# Entries supplied:
• • • •
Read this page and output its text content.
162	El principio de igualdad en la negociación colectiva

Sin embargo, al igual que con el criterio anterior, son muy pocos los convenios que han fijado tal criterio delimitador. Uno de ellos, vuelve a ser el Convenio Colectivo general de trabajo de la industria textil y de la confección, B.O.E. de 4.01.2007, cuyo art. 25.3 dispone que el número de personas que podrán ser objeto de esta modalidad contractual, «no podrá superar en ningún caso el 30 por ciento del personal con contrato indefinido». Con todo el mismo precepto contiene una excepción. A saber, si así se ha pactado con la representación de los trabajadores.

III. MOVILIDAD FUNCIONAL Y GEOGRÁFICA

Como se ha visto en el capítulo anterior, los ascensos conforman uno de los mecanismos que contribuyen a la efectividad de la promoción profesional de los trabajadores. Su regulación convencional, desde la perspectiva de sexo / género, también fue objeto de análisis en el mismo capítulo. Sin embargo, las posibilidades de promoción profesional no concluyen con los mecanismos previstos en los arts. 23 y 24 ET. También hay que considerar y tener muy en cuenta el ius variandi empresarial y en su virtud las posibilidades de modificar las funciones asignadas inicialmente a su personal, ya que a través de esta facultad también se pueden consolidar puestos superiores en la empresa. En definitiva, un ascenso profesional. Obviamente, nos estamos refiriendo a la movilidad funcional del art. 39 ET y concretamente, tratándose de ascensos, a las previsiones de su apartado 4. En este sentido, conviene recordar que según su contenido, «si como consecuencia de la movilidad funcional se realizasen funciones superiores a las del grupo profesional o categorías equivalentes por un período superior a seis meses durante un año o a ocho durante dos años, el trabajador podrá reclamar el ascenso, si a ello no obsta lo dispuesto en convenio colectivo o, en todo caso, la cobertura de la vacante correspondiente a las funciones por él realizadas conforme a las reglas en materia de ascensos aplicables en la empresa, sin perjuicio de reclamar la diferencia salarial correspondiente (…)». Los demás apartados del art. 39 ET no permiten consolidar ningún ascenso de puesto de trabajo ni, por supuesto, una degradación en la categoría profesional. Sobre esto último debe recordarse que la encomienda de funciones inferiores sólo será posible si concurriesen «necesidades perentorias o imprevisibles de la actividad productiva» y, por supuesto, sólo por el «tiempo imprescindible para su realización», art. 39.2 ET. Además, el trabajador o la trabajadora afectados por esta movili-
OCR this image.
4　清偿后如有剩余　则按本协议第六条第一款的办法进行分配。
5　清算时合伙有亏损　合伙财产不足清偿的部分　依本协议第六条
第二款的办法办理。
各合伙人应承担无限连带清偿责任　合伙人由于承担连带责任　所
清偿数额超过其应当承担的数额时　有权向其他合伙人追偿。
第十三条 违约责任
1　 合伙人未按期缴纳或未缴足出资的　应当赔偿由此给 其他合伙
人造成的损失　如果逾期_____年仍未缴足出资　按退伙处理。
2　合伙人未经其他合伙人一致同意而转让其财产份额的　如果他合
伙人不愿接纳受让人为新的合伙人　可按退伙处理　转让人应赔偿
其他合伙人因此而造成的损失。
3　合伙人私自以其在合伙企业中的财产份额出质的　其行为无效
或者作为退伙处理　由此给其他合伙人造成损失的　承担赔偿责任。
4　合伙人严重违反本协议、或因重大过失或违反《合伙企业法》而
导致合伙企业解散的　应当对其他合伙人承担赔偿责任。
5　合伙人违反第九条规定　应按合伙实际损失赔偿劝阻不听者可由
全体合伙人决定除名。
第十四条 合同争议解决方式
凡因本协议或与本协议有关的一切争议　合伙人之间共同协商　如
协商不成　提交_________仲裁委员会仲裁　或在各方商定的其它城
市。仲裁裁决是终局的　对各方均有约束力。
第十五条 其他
• • • •
# Direction:
Go through the records and print each one exactly.

# Result for this exercise:
Read this page and output its text content.
162	El principio de igualdad en la negociación colectiva

Sin embargo, al igual que con el criterio anterior, son muy pocos los convenios que han fijado tal criterio delimitador. Uno de ellos, vuelve a ser el Convenio Colectivo general de trabajo de la industria textil y de la confección, B.O.E. de 4.01.2007, cuyo art. 25.3 dispone que el número de personas que podrán ser objeto de esta modalidad contractual, «no podrá superar en ningún caso el 30 por ciento del personal con contrato indefinido». Con todo el mismo precepto contiene una excepción. A saber, si así se ha pactado con la representación de los trabajadores.

III. MOVILIDAD FUNCIONAL Y GEOGRÁFICA

Como se ha visto en el capítulo anterior, los ascensos conforman uno de los mecanismos que contribuyen a la efectividad de la promoción profesional de los trabajadores. Su regulación convencional, desde la perspectiva de sexo / género, también fue objeto de análisis en el mismo capítulo. Sin embargo, las posibilidades de promoción profesional no concluyen con los mecanismos previstos en los arts. 23 y 24 ET. También hay que considerar y tener muy en cuenta el ius variandi empresarial y en su virtud las posibilidades de modificar las funciones asignadas inicialmente a su personal, ya que a través de esta facultad también se pueden consolidar puestos superiores en la empresa. En definitiva, un ascenso profesional. Obviamente, nos estamos refiriendo a la movilidad funcional del art. 39 ET y concretamente, tratándose de ascensos, a las previsiones de su apartado 4. En este sentido, conviene recordar que según su contenido, «si como consecuencia de la movilidad funcional se realizasen funciones superiores a las del grupo profesional o categorías equivalentes por un período superior a seis meses durante un año o a ocho durante dos años, el trabajador podrá reclamar el ascenso, si a ello no obsta lo dispuesto en convenio colectivo o, en todo caso, la cobertura de la vacante correspondiente a las funciones por él realizadas conforme a las reglas en materia de ascensos aplicables en la empresa, sin perjuicio de reclamar la diferencia salarial correspondiente (…)». Los demás apartados del art. 39 ET no permiten consolidar ningún ascenso de puesto de trabajo ni, por supuesto, una degradación en la categoría profesional. Sobre esto último debe recordarse que la encomienda de funciones inferiores sólo será posible si concurriesen «necesidades perentorias o imprevisibles de la actividad productiva» y, por supuesto, sólo por el «tiempo imprescindible para su realización», art. 39.2 ET. Además, el trabajador o la trabajadora afectados por esta movili-
OCR this image.
4　清偿后如有剩余　则按本协议第六条第一款的办法进行分配。
5　清算时合伙有亏损　合伙财产不足清偿的部分　依本协议第六条
第二款的办法办理。
各合伙人应承担无限连带清偿责任　合伙人由于承担连带责任　所
清偿数额超过其应当承担的数额时　有权向其他合伙人追偿。
第十三条 违约责任
1　 合伙人未按期缴纳或未缴足出资的　应当赔偿由此给 其他合伙
人造成的损失　如果逾期_____年仍未缴足出资　按退伙处理。
2　合伙人未经其他合伙人一致同意而转让其财产份额的　如果他合
伙人不愿接纳受让人为新的合伙人　可按退伙处理　转让人应赔偿
其他合伙人因此而造成的损失。
3　合伙人私自以其在合伙企业中的财产份额出质的　其行为无效
或者作为退伙处理　由此给其他合伙人造成损失的　承担赔偿责任。
4　合伙人严重违反本协议、或因重大过失或违反《合伙企业法》而
导致合伙企业解散的　应当对其他合伙人承担赔偿责任。
5　合伙人违反第九条规定　应按合伙实际损失赔偿劝阻不听者可由
全体合伙人决定除名。
第十四条 合同争议解决方式
凡因本协议或与本协议有关的一切争议　合伙人之间共同协商　如
协商不成　提交_________仲裁委员会仲裁　或在各方商定的其它城
市。仲裁裁决是终局的　对各方均有约束力。
第十五条 其他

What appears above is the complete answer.